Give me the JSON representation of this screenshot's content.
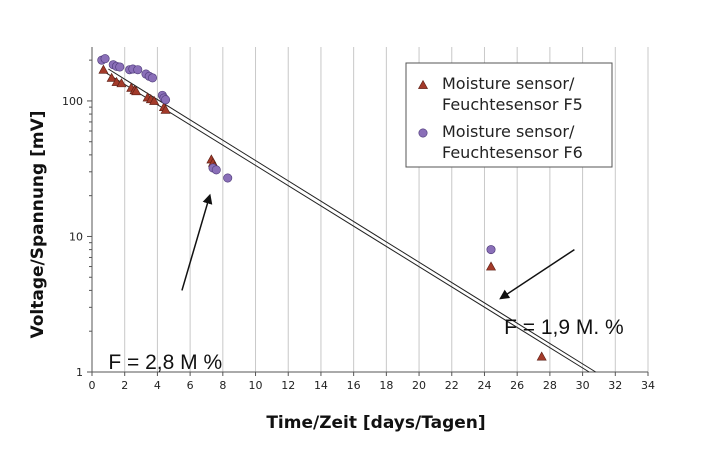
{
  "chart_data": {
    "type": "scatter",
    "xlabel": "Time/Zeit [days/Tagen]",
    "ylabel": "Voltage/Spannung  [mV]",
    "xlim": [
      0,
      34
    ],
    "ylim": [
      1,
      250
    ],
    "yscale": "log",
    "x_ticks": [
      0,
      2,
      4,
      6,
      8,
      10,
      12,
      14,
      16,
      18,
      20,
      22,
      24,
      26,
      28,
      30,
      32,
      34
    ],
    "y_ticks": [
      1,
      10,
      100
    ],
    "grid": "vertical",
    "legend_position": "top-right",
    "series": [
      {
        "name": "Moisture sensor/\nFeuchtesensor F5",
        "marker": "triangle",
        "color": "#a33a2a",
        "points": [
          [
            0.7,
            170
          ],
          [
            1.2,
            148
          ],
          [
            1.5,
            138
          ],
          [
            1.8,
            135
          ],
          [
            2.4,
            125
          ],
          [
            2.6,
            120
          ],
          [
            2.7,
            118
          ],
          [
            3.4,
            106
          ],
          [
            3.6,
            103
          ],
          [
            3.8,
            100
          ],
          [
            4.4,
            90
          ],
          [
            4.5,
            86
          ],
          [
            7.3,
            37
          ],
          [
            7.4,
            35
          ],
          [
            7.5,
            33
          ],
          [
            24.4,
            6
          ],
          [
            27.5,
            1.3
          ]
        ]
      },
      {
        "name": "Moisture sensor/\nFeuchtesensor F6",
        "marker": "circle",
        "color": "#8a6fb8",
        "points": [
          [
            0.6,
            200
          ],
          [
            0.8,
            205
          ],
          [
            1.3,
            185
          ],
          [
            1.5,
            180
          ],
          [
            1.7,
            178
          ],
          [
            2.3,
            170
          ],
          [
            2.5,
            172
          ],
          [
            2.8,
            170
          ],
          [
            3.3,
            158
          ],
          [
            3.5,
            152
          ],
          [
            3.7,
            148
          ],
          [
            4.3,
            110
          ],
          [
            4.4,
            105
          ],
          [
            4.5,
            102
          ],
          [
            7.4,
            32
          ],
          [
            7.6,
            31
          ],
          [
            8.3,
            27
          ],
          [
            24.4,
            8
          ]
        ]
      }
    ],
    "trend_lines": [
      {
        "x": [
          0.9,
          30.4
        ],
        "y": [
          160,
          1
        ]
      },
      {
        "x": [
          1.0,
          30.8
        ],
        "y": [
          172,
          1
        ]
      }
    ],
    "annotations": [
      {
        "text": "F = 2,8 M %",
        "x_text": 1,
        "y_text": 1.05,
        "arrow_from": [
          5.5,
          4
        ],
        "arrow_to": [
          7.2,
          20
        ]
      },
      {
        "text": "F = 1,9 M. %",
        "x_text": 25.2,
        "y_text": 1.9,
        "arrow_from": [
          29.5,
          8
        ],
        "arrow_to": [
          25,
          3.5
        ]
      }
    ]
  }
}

○ ○ ○ ○ ○

Exercise objective> Output the entries above exactly, without their pictures.

Exercise response>
Give me the JSON representation of this screenshot's content.
{
  "chart_data": {
    "type": "scatter",
    "xlabel": "Time/Zeit [days/Tagen]",
    "ylabel": "Voltage/Spannung  [mV]",
    "xlim": [
      0,
      34
    ],
    "ylim": [
      1,
      250
    ],
    "yscale": "log",
    "x_ticks": [
      0,
      2,
      4,
      6,
      8,
      10,
      12,
      14,
      16,
      18,
      20,
      22,
      24,
      26,
      28,
      30,
      32,
      34
    ],
    "y_ticks": [
      1,
      10,
      100
    ],
    "grid": "vertical",
    "legend_position": "top-right",
    "series": [
      {
        "name": "Moisture sensor/\nFeuchtesensor F5",
        "marker": "triangle",
        "color": "#a33a2a",
        "points": [
          [
            0.7,
            170
          ],
          [
            1.2,
            148
          ],
          [
            1.5,
            138
          ],
          [
            1.8,
            135
          ],
          [
            2.4,
            125
          ],
          [
            2.6,
            120
          ],
          [
            2.7,
            118
          ],
          [
            3.4,
            106
          ],
          [
            3.6,
            103
          ],
          [
            3.8,
            100
          ],
          [
            4.4,
            90
          ],
          [
            4.5,
            86
          ],
          [
            7.3,
            37
          ],
          [
            7.4,
            35
          ],
          [
            7.5,
            33
          ],
          [
            24.4,
            6
          ],
          [
            27.5,
            1.3
          ]
        ]
      },
      {
        "name": "Moisture sensor/\nFeuchtesensor F6",
        "marker": "circle",
        "color": "#8a6fb8",
        "points": [
          [
            0.6,
            200
          ],
          [
            0.8,
            205
          ],
          [
            1.3,
            185
          ],
          [
            1.5,
            180
          ],
          [
            1.7,
            178
          ],
          [
            2.3,
            170
          ],
          [
            2.5,
            172
          ],
          [
            2.8,
            170
          ],
          [
            3.3,
            158
          ],
          [
            3.5,
            152
          ],
          [
            3.7,
            148
          ],
          [
            4.3,
            110
          ],
          [
            4.4,
            105
          ],
          [
            4.5,
            102
          ],
          [
            7.4,
            32
          ],
          [
            7.6,
            31
          ],
          [
            8.3,
            27
          ],
          [
            24.4,
            8
          ]
        ]
      }
    ],
    "trend_lines": [
      {
        "x": [
          0.9,
          30.4
        ],
        "y": [
          160,
          1
        ]
      },
      {
        "x": [
          1.0,
          30.8
        ],
        "y": [
          172,
          1
        ]
      }
    ],
    "annotations": [
      {
        "text": "F = 2,8 M %",
        "x_text": 1,
        "y_text": 1.05,
        "arrow_from": [
          5.5,
          4
        ],
        "arrow_to": [
          7.2,
          20
        ]
      },
      {
        "text": "F = 1,9 M. %",
        "x_text": 25.2,
        "y_text": 1.9,
        "arrow_from": [
          29.5,
          8
        ],
        "arrow_to": [
          25,
          3.5
        ]
      }
    ]
  }
}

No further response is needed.